• Data for this exercise:
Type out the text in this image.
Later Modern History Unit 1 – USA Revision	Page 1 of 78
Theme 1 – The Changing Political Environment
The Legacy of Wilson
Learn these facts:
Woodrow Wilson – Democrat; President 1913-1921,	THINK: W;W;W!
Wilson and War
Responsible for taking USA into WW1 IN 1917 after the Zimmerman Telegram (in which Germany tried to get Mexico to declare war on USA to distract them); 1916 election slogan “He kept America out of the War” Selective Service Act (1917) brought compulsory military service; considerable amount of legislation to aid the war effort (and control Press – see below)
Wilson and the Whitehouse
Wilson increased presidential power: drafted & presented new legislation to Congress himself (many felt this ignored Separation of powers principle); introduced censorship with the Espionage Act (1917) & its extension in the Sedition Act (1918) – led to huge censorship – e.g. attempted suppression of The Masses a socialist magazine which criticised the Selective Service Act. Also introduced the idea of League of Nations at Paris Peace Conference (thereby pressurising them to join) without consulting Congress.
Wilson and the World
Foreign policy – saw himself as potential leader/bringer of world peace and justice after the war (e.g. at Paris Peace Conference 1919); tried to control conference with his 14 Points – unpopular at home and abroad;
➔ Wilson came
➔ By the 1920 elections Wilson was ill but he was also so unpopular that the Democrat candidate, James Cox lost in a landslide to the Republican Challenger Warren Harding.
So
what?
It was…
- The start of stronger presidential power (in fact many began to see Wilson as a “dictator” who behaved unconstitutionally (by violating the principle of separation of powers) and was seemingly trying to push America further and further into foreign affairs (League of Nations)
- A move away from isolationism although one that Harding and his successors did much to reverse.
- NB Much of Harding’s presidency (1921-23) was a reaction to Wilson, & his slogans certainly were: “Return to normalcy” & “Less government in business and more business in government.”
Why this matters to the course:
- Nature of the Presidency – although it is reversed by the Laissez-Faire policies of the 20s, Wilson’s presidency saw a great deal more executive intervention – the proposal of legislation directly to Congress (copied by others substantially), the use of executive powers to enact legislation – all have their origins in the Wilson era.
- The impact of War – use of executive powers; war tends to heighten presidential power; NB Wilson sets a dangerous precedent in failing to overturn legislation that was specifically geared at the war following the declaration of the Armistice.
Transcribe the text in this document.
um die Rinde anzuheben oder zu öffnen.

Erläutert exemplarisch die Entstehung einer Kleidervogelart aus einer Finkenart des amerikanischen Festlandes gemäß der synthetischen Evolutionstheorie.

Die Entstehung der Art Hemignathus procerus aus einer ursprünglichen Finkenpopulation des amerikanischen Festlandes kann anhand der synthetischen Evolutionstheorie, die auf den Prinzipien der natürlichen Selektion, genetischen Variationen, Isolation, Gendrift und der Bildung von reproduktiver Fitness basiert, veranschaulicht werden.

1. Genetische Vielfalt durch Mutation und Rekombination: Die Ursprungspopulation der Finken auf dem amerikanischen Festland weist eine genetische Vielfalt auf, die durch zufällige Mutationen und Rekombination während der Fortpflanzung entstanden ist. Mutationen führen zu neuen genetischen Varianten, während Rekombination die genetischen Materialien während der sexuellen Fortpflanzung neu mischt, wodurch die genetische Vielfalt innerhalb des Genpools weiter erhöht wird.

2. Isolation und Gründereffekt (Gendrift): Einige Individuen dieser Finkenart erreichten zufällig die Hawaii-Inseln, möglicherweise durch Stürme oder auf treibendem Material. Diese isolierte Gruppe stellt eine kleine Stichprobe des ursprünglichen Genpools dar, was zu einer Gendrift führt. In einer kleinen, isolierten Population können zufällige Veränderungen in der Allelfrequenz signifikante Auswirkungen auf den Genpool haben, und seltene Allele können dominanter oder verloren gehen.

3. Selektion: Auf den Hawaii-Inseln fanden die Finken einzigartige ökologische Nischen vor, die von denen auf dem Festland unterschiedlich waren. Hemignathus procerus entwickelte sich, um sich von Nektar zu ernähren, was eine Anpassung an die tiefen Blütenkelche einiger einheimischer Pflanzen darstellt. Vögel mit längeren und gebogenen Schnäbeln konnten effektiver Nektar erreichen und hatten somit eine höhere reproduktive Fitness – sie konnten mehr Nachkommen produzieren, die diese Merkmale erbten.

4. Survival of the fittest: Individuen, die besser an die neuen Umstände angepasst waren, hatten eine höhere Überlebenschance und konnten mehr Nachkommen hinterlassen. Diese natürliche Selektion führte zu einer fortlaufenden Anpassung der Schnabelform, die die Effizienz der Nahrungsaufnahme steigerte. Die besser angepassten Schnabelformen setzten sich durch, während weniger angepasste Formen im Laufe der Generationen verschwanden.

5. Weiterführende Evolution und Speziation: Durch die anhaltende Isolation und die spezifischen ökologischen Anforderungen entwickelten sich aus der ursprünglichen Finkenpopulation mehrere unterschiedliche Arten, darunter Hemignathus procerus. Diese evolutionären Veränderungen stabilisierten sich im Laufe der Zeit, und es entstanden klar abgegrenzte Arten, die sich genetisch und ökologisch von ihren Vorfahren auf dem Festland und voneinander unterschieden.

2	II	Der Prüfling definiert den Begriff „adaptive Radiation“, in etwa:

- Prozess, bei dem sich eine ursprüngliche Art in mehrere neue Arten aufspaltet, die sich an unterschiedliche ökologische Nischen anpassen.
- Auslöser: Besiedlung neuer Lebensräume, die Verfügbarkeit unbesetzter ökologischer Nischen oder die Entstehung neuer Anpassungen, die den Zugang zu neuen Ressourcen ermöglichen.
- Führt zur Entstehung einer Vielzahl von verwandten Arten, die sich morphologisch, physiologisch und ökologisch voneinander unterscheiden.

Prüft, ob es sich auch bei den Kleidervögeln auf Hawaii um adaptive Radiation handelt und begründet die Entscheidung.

• What you will do:
Print out every entry, keeping each one exact.

• Worked answer:
Type out the text in this image.
Later Modern History Unit 1 – USA Revision	Page 1 of 78
Theme 1 – The Changing Political Environment
The Legacy of Wilson
Learn these facts:
Woodrow Wilson – Democrat; President 1913-1921,	THINK: W;W;W!
Wilson and War
Responsible for taking USA into WW1 IN 1917 after the Zimmerman Telegram (in which Germany tried to get Mexico to declare war on USA to distract them); 1916 election slogan “He kept America out of the War” Selective Service Act (1917) brought compulsory military service; considerable amount of legislation to aid the war effort (and control Press – see below)
Wilson and the Whitehouse
Wilson increased presidential power: drafted & presented new legislation to Congress himself (many felt this ignored Separation of powers principle); introduced censorship with the Espionage Act (1917) & its extension in the Sedition Act (1918) – led to huge censorship – e.g. attempted suppression of The Masses a socialist magazine which criticised the Selective Service Act. Also introduced the idea of League of Nations at Paris Peace Conference (thereby pressurising them to join) without consulting Congress.
Wilson and the World
Foreign policy – saw himself as potential leader/bringer of world peace and justice after the war (e.g. at Paris Peace Conference 1919); tried to control conference with his 14 Points – unpopular at home and abroad;
➔ Wilson came
➔ By the 1920 elections Wilson was ill but he was also so unpopular that the Democrat candidate, James Cox lost in a landslide to the Republican Challenger Warren Harding.
So
what?
It was…
- The start of stronger presidential power (in fact many began to see Wilson as a “dictator” who behaved unconstitutionally (by violating the principle of separation of powers) and was seemingly trying to push America further and further into foreign affairs (League of Nations)
- A move away from isolationism although one that Harding and his successors did much to reverse.
- NB Much of Harding’s presidency (1921-23) was a reaction to Wilson, & his slogans certainly were: “Return to normalcy” & “Less government in business and more business in government.”
Why this matters to the course:
- Nature of the Presidency – although it is reversed by the Laissez-Faire policies of the 20s, Wilson’s presidency saw a great deal more executive intervention – the proposal of legislation directly to Congress (copied by others substantially), the use of executive powers to enact legislation – all have their origins in the Wilson era.
- The impact of War – use of executive powers; war tends to heighten presidential power; NB Wilson sets a dangerous precedent in failing to overturn legislation that was specifically geared at the war following the declaration of the Armistice.
Transcribe the text in this document.
um die Rinde anzuheben oder zu öffnen.

Erläutert exemplarisch die Entstehung einer Kleidervogelart aus einer Finkenart des amerikanischen Festlandes gemäß der synthetischen Evolutionstheorie.

Die Entstehung der Art Hemignathus procerus aus einer ursprünglichen Finkenpopulation des amerikanischen Festlandes kann anhand der synthetischen Evolutionstheorie, die auf den Prinzipien der natürlichen Selektion, genetischen Variationen, Isolation, Gendrift und der Bildung von reproduktiver Fitness basiert, veranschaulicht werden.

1. Genetische Vielfalt durch Mutation und Rekombination: Die Ursprungspopulation der Finken auf dem amerikanischen Festland weist eine genetische Vielfalt auf, die durch zufällige Mutationen und Rekombination während der Fortpflanzung entstanden ist. Mutationen führen zu neuen genetischen Varianten, während Rekombination die genetischen Materialien während der sexuellen Fortpflanzung neu mischt, wodurch die genetische Vielfalt innerhalb des Genpools weiter erhöht wird.

2. Isolation und Gründereffekt (Gendrift): Einige Individuen dieser Finkenart erreichten zufällig die Hawaii-Inseln, möglicherweise durch Stürme oder auf treibendem Material. Diese isolierte Gruppe stellt eine kleine Stichprobe des ursprünglichen Genpools dar, was zu einer Gendrift führt. In einer kleinen, isolierten Population können zufällige Veränderungen in der Allelfrequenz signifikante Auswirkungen auf den Genpool haben, und seltene Allele können dominanter oder verloren gehen.

3. Selektion: Auf den Hawaii-Inseln fanden die Finken einzigartige ökologische Nischen vor, die von denen auf dem Festland unterschiedlich waren. Hemignathus procerus entwickelte sich, um sich von Nektar zu ernähren, was eine Anpassung an die tiefen Blütenkelche einiger einheimischer Pflanzen darstellt. Vögel mit längeren und gebogenen Schnäbeln konnten effektiver Nektar erreichen und hatten somit eine höhere reproduktive Fitness – sie konnten mehr Nachkommen produzieren, die diese Merkmale erbten.

4. Survival of the fittest: Individuen, die besser an die neuen Umstände angepasst waren, hatten eine höhere Überlebenschance und konnten mehr Nachkommen hinterlassen. Diese natürliche Selektion führte zu einer fortlaufenden Anpassung der Schnabelform, die die Effizienz der Nahrungsaufnahme steigerte. Die besser angepassten Schnabelformen setzten sich durch, während weniger angepasste Formen im Laufe der Generationen verschwanden.

5. Weiterführende Evolution und Speziation: Durch die anhaltende Isolation und die spezifischen ökologischen Anforderungen entwickelten sich aus der ursprünglichen Finkenpopulation mehrere unterschiedliche Arten, darunter Hemignathus procerus. Diese evolutionären Veränderungen stabilisierten sich im Laufe der Zeit, und es entstanden klar abgegrenzte Arten, die sich genetisch und ökologisch von ihren Vorfahren auf dem Festland und voneinander unterschieden.

2	II	Der Prüfling definiert den Begriff „adaptive Radiation“, in etwa:

- Prozess, bei dem sich eine ursprüngliche Art in mehrere neue Arten aufspaltet, die sich an unterschiedliche ökologische Nischen anpassen.
- Auslöser: Besiedlung neuer Lebensräume, die Verfügbarkeit unbesetzter ökologischer Nischen oder die Entstehung neuer Anpassungen, die den Zugang zu neuen Ressourcen ermöglichen.
- Führt zur Entstehung einer Vielzahl von verwandten Arten, die sich morphologisch, physiologisch und ökologisch voneinander unterscheiden.

Prüft, ob es sich auch bei den Kleidervögeln auf Hawaii um adaptive Radiation handelt und begründet die Entscheidung.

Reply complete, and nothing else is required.